Data items

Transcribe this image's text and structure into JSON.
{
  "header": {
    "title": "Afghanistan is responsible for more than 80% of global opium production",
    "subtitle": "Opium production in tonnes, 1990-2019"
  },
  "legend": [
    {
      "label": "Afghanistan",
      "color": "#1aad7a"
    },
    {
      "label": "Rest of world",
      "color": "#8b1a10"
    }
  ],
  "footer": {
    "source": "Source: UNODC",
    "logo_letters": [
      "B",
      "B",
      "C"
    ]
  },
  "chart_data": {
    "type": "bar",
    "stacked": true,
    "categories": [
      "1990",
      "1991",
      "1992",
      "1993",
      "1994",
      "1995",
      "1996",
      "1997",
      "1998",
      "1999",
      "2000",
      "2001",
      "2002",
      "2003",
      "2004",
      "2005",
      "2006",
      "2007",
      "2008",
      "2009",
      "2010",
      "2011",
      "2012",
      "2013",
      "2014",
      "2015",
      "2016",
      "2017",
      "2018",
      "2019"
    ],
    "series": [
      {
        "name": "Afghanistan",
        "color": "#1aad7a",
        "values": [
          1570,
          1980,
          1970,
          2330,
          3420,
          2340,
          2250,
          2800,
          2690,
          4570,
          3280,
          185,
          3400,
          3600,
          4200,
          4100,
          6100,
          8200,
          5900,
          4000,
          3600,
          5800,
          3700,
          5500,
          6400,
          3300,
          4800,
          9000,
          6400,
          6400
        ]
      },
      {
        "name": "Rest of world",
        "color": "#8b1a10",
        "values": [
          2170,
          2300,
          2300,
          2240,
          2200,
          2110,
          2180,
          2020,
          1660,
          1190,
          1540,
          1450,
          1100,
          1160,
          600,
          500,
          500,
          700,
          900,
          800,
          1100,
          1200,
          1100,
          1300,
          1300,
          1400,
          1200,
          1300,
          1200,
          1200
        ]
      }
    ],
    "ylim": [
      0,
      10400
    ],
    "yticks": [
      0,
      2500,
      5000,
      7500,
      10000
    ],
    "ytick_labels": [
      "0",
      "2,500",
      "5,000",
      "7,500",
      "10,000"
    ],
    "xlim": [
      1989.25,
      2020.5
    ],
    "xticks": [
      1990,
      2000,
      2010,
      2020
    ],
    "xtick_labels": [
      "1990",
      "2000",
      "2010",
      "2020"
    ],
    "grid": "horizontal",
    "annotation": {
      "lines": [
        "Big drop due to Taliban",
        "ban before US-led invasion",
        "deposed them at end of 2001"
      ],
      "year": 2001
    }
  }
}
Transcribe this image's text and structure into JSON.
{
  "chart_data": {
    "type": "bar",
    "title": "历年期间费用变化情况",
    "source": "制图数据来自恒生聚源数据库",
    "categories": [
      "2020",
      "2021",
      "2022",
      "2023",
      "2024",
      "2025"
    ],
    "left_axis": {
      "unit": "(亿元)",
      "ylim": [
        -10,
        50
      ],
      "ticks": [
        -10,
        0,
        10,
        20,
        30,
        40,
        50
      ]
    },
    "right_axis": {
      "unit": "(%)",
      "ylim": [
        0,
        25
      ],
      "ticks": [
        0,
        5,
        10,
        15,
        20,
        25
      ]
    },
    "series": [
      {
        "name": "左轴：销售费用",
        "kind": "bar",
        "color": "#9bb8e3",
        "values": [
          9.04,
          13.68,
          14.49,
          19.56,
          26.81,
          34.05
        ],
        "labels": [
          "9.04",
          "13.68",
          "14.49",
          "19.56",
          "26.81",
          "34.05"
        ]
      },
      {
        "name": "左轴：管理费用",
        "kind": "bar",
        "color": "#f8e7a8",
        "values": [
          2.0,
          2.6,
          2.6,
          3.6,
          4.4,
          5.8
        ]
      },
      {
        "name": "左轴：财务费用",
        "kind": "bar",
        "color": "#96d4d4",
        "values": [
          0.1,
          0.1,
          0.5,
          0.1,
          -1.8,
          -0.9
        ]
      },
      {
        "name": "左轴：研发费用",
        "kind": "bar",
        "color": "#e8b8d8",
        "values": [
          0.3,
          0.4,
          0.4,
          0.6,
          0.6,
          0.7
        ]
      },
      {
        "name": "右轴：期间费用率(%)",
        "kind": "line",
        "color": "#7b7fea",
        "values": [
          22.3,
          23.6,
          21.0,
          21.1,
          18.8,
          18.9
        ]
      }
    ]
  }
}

§ **AIM OF THE EXERCISE**: From the material above, gather all lines that include the string "color" and copy them.

§ **RESULT**:
      "color": "#1aad7a"
      "color": "#8b1a10"
        "color": "#1aad7a",
        "color": "#8b1a10",
        "color": "#9bb8e3",
        "color": "#f8e7a8",
        "color": "#96d4d4",
        "color": "#e8b8d8",
        "color": "#7b7fea",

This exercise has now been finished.